### Layout coordinate data
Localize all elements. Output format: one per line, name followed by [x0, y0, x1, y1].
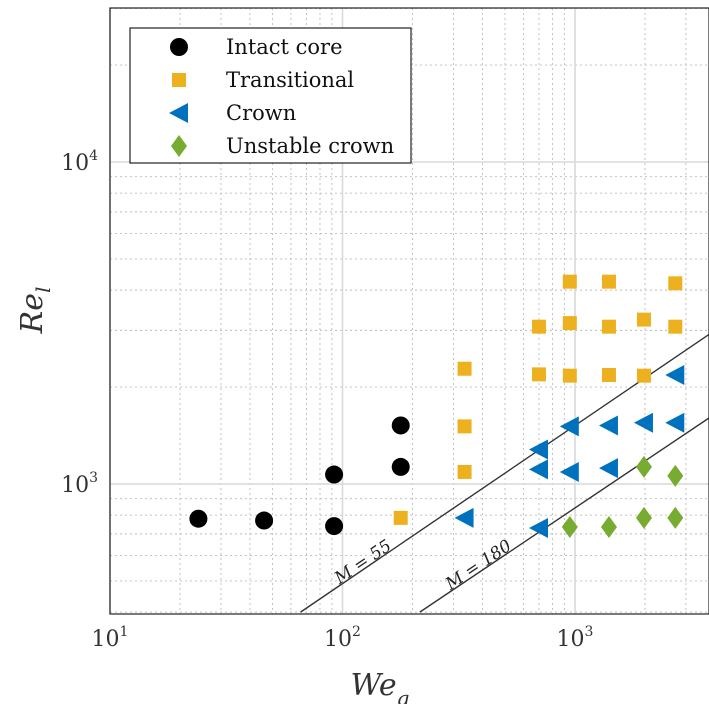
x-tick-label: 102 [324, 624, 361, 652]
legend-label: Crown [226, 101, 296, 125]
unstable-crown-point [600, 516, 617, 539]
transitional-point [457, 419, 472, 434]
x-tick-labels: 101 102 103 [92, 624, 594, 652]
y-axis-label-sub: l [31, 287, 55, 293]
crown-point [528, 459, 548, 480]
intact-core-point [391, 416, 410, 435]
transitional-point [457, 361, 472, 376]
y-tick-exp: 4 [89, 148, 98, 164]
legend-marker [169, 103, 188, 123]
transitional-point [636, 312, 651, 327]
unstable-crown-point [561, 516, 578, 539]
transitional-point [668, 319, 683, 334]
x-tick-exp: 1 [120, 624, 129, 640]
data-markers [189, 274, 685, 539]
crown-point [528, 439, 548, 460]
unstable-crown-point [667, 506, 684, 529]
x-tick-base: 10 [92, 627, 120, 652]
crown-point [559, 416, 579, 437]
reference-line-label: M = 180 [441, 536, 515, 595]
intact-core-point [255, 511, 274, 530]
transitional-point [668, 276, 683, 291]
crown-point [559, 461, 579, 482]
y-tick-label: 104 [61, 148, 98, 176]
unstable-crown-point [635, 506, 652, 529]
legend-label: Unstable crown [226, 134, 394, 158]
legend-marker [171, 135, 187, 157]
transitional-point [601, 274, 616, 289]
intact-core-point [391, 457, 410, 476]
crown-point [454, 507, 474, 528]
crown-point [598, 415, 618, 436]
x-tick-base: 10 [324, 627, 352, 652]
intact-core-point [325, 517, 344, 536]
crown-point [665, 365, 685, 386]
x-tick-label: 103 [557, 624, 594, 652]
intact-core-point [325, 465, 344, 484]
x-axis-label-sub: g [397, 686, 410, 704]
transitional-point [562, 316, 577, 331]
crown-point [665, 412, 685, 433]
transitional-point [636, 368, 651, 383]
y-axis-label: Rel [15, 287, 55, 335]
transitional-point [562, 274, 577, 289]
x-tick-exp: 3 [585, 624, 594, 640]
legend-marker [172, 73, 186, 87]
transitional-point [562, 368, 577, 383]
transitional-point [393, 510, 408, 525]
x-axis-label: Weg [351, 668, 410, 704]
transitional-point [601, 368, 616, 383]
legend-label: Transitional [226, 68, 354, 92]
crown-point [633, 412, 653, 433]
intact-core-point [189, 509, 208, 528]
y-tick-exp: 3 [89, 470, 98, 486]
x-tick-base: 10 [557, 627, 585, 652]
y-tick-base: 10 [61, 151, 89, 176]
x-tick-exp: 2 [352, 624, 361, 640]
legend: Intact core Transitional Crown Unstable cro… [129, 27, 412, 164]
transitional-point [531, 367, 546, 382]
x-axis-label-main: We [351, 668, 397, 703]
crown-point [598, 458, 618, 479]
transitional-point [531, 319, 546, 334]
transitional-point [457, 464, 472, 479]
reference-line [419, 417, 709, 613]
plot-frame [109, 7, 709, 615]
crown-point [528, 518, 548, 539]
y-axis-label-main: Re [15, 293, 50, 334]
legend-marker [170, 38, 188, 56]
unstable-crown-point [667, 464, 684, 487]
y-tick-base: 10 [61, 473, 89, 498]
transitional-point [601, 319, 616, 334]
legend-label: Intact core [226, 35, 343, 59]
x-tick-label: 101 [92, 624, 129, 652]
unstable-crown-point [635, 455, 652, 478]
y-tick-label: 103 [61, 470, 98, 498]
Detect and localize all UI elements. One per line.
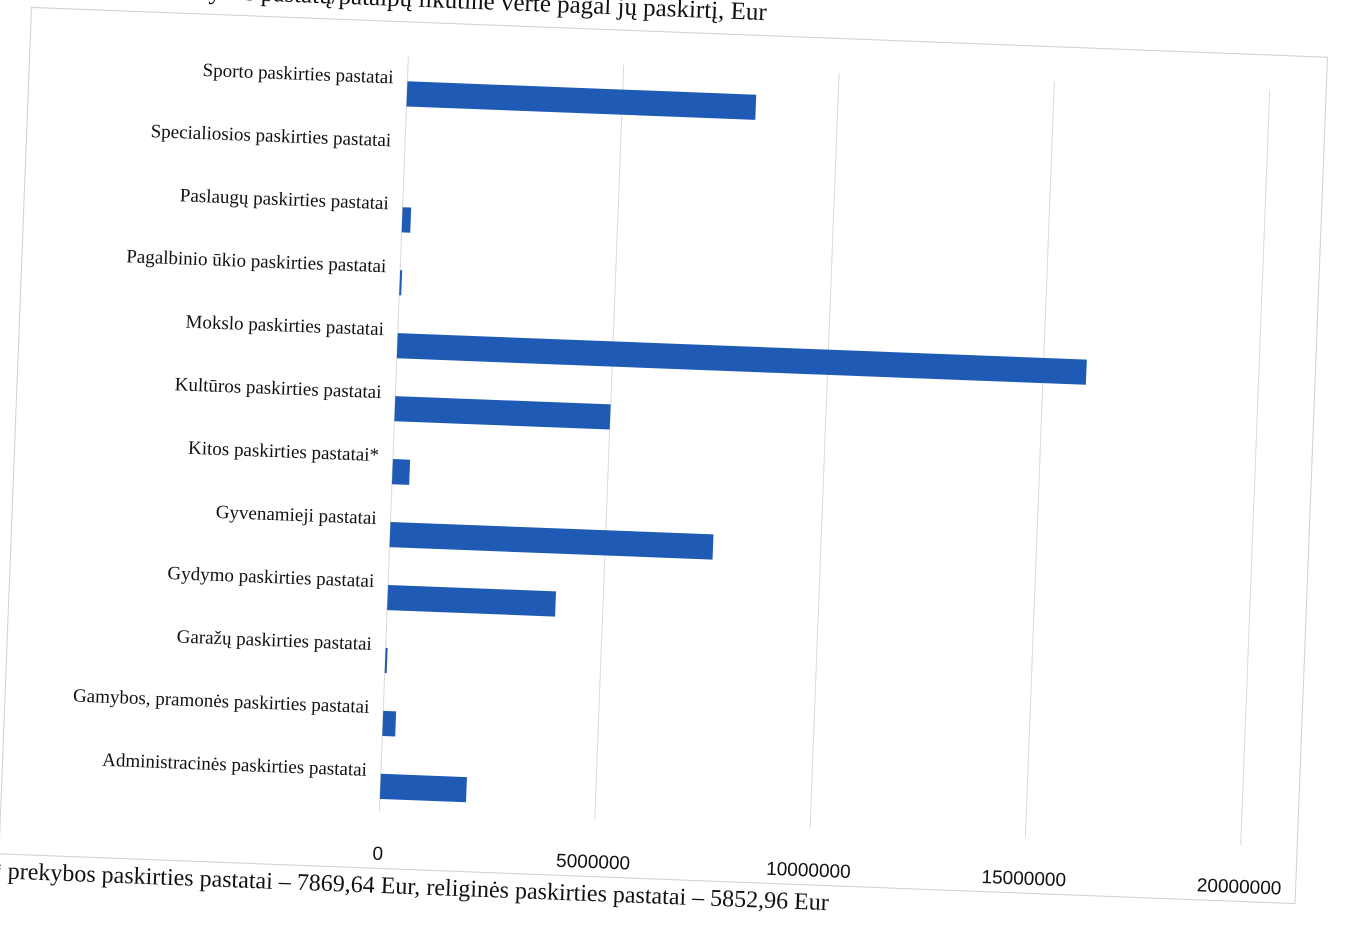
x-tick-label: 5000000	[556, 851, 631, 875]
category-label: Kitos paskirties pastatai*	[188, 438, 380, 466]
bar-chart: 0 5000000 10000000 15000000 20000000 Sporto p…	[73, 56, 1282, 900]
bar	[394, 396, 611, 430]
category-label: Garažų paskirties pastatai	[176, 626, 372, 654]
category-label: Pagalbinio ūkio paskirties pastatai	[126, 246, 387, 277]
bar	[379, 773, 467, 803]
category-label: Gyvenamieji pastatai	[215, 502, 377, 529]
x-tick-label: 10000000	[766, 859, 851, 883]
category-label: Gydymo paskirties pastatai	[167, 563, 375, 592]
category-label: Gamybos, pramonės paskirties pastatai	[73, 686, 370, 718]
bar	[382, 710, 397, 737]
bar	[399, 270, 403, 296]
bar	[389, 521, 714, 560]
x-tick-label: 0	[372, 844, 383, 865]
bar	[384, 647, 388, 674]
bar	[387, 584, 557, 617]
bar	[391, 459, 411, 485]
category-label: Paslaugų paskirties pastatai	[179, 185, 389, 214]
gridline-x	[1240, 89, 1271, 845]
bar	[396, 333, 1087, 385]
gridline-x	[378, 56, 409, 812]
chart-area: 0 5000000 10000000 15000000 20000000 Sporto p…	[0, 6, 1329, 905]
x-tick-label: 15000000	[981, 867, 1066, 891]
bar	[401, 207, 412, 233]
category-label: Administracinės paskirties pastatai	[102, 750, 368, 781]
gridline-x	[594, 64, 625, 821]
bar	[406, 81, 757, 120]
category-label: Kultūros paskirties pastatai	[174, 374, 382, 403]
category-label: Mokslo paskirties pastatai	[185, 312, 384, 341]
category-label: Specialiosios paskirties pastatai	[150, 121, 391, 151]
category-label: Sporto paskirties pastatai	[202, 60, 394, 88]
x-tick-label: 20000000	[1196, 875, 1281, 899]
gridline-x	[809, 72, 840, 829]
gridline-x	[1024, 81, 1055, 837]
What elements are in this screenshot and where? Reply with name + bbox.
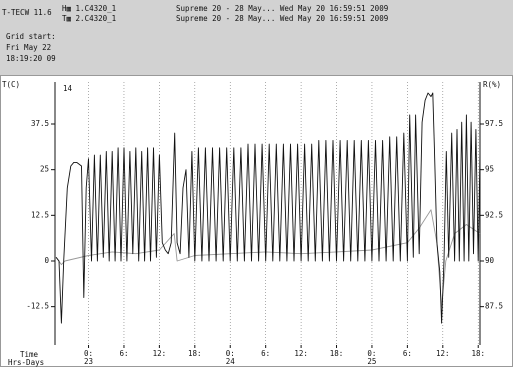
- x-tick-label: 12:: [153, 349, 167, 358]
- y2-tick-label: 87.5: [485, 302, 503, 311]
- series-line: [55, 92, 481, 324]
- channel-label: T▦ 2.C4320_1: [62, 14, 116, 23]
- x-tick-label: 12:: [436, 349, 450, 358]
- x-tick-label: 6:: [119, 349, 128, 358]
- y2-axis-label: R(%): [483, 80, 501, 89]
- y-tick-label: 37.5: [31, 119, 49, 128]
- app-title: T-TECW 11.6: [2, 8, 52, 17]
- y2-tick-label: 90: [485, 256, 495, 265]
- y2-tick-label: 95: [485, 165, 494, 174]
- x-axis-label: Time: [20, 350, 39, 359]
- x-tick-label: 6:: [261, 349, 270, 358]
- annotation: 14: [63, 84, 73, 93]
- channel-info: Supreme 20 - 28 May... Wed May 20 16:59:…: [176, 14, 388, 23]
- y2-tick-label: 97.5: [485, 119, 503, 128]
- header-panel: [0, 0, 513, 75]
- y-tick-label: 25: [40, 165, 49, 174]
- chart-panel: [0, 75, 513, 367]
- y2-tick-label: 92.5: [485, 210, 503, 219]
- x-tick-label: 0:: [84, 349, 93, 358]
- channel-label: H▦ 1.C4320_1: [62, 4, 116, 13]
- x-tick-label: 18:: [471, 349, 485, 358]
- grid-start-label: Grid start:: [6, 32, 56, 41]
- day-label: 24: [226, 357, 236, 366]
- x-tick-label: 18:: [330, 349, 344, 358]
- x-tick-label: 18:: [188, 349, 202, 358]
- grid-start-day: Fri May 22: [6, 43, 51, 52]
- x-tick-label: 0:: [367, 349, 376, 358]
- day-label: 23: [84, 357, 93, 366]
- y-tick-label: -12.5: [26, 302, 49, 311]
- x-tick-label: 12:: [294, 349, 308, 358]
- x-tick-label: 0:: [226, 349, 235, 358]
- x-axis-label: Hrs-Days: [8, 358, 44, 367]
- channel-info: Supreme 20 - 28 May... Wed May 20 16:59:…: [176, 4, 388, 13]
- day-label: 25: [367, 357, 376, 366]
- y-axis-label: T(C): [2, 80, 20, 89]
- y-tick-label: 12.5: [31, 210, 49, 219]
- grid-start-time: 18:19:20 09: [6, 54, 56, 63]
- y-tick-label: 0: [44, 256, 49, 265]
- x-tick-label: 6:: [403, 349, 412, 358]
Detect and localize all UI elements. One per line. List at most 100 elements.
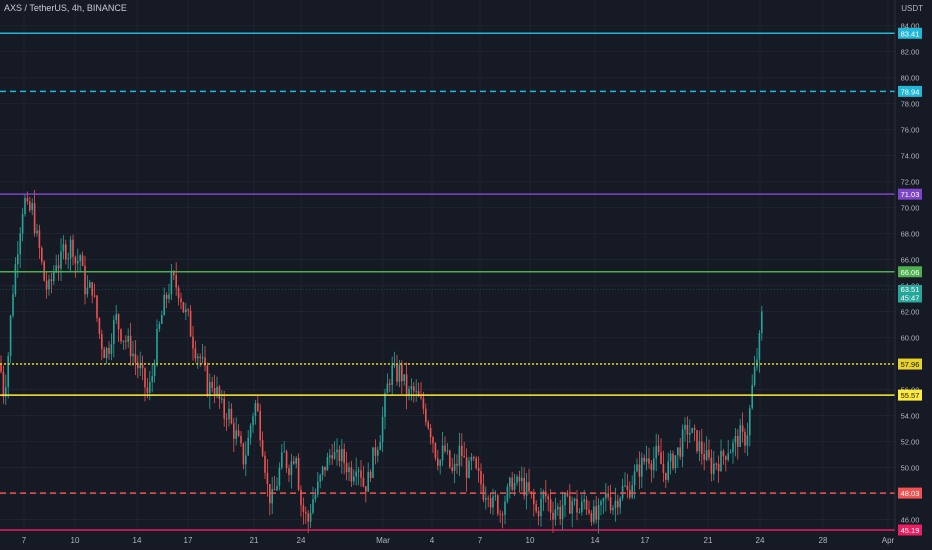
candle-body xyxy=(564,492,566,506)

### Given exercise
Reproduce the items above word for word, from the line containing "- x-tick-label: 12:: [153, 349, 167, 358]" up to and including the line containing "- y-tick-label: 37.5: [31, 119, 49, 128]".

### The answer
- x-tick-label: 12:: [153, 349, 167, 358]
- y2-tick-label: 87.5: [485, 302, 503, 311]
- series-line: [55, 92, 481, 324]
- channel-label: T▦ 2.C4320_1: [62, 14, 116, 23]
- x-tick-label: 12:: [436, 349, 450, 358]
- x-tick-label: 6:: [119, 349, 128, 358]
- y2-axis-label: R(%): [483, 80, 501, 89]
- y-tick-label: 37.5: [31, 119, 49, 128]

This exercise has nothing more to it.